### Work to do:
Render every line of the listing below as a numbered list, omitting any blank lines.

════════════════

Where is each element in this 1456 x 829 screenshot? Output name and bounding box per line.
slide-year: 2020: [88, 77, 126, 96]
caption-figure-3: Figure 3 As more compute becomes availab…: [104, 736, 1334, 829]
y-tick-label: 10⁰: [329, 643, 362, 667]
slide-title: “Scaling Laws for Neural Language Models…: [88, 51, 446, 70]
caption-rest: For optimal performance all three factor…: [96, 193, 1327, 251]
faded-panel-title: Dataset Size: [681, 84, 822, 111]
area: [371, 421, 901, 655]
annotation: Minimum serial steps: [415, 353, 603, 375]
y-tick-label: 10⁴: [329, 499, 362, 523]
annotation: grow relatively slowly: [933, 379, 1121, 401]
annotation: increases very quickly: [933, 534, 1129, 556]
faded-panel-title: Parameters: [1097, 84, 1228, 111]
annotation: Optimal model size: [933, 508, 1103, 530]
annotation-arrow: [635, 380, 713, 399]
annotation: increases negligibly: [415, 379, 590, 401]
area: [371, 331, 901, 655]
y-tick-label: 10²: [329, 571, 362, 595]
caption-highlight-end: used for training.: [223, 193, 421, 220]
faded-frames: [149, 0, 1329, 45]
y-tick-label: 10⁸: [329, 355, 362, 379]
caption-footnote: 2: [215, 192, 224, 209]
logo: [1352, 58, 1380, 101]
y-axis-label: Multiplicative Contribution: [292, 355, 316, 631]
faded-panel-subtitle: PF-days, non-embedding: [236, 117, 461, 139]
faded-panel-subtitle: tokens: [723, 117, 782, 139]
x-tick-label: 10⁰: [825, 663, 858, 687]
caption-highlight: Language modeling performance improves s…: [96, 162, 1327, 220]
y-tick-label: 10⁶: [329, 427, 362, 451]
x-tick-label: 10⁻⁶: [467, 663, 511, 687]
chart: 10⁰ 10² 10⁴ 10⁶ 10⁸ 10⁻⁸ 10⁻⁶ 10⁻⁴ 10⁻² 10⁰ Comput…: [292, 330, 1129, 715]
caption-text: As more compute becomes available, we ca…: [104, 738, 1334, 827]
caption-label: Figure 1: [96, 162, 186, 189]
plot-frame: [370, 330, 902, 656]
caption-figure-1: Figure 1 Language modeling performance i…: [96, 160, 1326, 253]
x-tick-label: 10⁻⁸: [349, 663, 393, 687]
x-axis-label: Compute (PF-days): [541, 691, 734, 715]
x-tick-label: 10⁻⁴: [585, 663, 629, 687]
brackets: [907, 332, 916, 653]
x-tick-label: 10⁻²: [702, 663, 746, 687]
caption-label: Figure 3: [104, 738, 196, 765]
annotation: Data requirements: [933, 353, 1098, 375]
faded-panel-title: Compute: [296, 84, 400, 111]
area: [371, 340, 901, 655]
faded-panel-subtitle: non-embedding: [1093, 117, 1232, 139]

════════════════

### Output for this exercise:
1. Where is each element in this 1456 x 829 screenshot? Output name and bounding box per line.
2. slide-year: 2020: [88, 77, 126, 96]
3. caption-figure-3: Figure 3 As more compute becomes availab…: [104, 736, 1334, 829]
4. y-tick-label: 10⁰: [329, 643, 362, 667]
5. slide-title: “Scaling Laws for Neural Language Models…: [88, 51, 446, 70]
6. caption-rest: For optimal performance all three factor…: [96, 193, 1327, 251]
7. faded-panel-title: Dataset Size: [681, 84, 822, 111]
8. area: [371, 421, 901, 655]
9. annotation: Minimum serial steps: [415, 353, 603, 375]
10. y-tick-label: 10⁴: [329, 499, 362, 523]
11. annotation: grow relatively slowly: [933, 379, 1121, 401]
12. annotation: increases very quickly: [933, 534, 1129, 556]
13. faded-panel-title: Parameters: [1097, 84, 1228, 111]
14. annotation: Optimal model size: [933, 508, 1103, 530]
15. annotation-arrow: [635, 380, 713, 399]
16. annotation: increases negligibly: [415, 379, 590, 401]
17. area: [371, 331, 901, 655]
18. y-tick-label: 10²: [329, 571, 362, 595]
19. caption-highlight-end: used for training.: [223, 193, 421, 220]
20. faded-frames: [149, 0, 1329, 45]
21. y-tick-label: 10⁸: [329, 355, 362, 379]
22. caption-footnote: 2: [215, 192, 224, 209]
23. logo: [1352, 58, 1380, 101]
24. y-axis-label: Multiplicative Contribution: [292, 355, 316, 631]
25. faded-panel-subtitle: PF-days, non-embedding: [236, 117, 461, 139]
26. faded-panel-subtitle: tokens: [723, 117, 782, 139]
27. x-tick-label: 10⁰: [825, 663, 858, 687]
28. caption-highlight: Language modeling performance improves s…: [96, 162, 1327, 220]
29. y-tick-label: 10⁶: [329, 427, 362, 451]
30. x-tick-label: 10⁻⁶: [467, 663, 511, 687]
31. chart: 10⁰ 10² 10⁴ 10⁶ 10⁸ 10⁻⁸ 10⁻⁶ 10⁻⁴ 10⁻² 10⁰ Comput…: [292, 330, 1129, 715]
32. caption-text: As more compute becomes available, we ca…: [104, 738, 1334, 827]
33. caption-label: Figure 1: [96, 162, 186, 189]
34. plot-frame: [370, 330, 902, 656]
35. caption-figure-1: Figure 1 Language modeling performance i…: [96, 160, 1326, 253]
36. x-tick-label: 10⁻⁸: [349, 663, 393, 687]
37. x-axis-label: Compute (PF-days): [541, 691, 734, 715]
38. x-tick-label: 10⁻⁴: [585, 663, 629, 687]
39. brackets: [907, 332, 916, 653]
40. x-tick-label: 10⁻²: [702, 663, 746, 687]
41. caption-label: Figure 3: [104, 738, 196, 765]
42. annotation: Data requirements: [933, 353, 1098, 375]
43. faded-panel-title: Compute: [296, 84, 400, 111]
44. area: [371, 340, 901, 655]
45. faded-panel-subtitle: non-embedding: [1093, 117, 1232, 139]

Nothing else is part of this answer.